* _Data extract_:
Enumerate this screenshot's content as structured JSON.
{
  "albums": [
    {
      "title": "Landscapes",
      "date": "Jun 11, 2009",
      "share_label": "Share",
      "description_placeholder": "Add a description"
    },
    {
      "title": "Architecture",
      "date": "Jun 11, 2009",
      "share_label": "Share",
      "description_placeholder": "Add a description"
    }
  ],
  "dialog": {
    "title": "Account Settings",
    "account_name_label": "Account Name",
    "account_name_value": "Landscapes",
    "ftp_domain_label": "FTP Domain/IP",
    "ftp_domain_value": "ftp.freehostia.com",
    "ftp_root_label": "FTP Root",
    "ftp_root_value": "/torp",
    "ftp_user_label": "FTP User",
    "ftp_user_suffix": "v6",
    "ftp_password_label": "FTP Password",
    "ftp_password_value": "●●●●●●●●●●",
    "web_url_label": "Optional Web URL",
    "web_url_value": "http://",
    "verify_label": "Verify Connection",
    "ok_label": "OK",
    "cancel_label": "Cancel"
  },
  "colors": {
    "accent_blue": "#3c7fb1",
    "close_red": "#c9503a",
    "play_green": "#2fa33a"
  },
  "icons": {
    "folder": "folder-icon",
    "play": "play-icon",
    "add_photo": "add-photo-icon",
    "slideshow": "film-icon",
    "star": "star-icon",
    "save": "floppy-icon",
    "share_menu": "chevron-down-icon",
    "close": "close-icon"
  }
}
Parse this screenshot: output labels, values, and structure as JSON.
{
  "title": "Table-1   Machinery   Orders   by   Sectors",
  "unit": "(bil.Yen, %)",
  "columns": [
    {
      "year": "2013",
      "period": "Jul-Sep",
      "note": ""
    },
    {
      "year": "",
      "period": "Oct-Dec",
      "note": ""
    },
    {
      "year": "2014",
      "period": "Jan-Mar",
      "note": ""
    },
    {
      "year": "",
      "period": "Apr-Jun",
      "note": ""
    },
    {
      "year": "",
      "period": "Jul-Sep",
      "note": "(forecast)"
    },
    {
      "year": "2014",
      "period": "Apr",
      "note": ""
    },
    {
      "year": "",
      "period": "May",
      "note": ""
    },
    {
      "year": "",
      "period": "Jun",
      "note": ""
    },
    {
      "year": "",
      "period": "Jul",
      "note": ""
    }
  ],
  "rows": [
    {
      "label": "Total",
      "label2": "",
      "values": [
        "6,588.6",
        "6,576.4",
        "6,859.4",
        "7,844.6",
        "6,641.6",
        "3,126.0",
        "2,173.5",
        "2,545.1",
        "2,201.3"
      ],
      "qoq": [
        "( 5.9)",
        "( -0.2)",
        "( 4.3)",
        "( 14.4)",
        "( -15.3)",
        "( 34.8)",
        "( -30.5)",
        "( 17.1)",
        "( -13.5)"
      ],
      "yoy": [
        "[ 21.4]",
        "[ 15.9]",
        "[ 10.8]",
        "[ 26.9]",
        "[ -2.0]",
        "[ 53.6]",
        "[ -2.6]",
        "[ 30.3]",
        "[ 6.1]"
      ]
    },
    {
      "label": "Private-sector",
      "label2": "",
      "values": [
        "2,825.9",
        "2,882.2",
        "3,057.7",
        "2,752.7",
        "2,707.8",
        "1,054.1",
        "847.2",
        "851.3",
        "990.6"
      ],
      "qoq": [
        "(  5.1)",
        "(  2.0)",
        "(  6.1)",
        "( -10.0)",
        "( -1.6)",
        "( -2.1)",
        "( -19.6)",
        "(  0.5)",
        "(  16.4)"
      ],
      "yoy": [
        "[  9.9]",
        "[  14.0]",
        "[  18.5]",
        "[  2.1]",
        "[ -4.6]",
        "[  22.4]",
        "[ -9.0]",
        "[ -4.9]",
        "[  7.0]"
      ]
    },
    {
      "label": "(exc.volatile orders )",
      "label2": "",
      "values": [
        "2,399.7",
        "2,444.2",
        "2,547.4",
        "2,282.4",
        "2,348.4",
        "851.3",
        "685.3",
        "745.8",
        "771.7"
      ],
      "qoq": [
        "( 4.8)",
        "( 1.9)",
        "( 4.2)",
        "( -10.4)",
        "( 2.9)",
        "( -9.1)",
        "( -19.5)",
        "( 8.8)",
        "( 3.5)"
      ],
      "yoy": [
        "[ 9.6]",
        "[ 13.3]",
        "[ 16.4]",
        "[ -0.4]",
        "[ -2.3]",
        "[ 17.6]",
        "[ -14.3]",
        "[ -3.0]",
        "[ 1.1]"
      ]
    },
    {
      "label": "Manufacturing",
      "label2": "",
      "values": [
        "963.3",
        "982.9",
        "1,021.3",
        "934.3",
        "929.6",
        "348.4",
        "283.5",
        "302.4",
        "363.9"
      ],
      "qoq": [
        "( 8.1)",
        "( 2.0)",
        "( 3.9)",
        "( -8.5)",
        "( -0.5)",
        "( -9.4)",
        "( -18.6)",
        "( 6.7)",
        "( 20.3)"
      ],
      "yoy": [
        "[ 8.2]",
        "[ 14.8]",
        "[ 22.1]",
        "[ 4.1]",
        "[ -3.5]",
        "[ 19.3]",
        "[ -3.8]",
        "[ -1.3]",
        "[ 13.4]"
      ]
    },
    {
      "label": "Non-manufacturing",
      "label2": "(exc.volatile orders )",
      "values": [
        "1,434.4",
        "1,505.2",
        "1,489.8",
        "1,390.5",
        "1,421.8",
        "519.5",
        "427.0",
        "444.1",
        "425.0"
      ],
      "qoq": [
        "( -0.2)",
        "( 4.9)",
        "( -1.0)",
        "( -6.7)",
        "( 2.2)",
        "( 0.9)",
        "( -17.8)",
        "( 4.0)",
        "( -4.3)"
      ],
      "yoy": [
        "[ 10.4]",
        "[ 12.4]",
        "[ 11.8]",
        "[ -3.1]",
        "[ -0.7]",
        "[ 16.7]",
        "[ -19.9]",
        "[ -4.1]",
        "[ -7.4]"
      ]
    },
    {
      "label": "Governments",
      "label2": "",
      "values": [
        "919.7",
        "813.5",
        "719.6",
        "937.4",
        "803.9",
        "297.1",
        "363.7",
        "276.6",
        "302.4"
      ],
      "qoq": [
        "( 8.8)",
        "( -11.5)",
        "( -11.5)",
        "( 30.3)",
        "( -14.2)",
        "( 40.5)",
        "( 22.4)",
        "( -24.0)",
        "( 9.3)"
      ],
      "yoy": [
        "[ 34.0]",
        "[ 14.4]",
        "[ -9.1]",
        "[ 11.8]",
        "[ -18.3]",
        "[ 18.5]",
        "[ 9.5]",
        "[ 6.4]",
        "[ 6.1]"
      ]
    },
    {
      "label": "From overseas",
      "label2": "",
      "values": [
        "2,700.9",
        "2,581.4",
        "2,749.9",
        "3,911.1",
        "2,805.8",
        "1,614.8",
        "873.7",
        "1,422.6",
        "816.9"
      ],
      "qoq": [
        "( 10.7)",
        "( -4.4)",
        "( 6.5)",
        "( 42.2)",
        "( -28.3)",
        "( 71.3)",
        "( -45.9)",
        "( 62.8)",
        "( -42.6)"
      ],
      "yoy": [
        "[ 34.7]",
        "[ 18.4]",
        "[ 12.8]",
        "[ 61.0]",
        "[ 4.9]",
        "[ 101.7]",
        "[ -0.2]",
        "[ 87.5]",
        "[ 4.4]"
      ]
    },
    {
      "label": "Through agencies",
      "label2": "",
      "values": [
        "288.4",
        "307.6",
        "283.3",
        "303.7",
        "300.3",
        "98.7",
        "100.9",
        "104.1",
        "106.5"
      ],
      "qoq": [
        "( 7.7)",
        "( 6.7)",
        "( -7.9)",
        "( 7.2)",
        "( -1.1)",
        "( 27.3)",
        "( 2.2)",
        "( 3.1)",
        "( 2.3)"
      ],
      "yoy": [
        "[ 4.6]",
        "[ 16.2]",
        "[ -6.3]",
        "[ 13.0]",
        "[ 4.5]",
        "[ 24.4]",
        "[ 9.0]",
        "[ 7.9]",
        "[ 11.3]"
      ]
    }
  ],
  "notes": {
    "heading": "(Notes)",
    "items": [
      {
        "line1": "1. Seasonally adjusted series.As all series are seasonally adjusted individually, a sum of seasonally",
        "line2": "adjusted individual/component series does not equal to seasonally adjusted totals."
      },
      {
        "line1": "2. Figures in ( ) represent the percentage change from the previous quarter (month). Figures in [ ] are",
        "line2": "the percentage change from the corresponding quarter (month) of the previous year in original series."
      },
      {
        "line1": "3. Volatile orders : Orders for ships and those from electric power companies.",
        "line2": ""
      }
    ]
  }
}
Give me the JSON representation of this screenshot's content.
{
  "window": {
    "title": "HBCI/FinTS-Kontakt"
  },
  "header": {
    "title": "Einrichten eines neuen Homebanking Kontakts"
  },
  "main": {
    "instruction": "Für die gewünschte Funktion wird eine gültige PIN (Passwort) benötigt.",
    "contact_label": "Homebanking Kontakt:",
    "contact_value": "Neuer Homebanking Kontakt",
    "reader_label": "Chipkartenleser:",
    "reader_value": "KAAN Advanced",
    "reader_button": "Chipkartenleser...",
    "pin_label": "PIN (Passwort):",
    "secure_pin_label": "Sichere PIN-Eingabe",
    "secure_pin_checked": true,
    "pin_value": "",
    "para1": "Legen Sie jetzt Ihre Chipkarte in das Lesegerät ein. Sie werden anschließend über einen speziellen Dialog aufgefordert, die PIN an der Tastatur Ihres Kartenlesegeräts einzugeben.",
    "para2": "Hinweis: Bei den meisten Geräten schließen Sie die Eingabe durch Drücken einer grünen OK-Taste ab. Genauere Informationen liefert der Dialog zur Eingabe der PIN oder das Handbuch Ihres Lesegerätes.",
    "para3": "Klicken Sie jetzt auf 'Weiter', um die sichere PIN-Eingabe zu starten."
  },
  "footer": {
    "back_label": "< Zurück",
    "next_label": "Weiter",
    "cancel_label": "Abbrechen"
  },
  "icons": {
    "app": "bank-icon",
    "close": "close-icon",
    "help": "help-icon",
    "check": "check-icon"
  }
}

* _What you are asked to do_: Using the listing above, show each line holding the string "this".

* _Answer to the problem_:
Enumerate this screenshot's content as structured JSON.
Parse this screenshot: output labels, values, and structure as JSON.
Give me the JSON representation of this screenshot's content.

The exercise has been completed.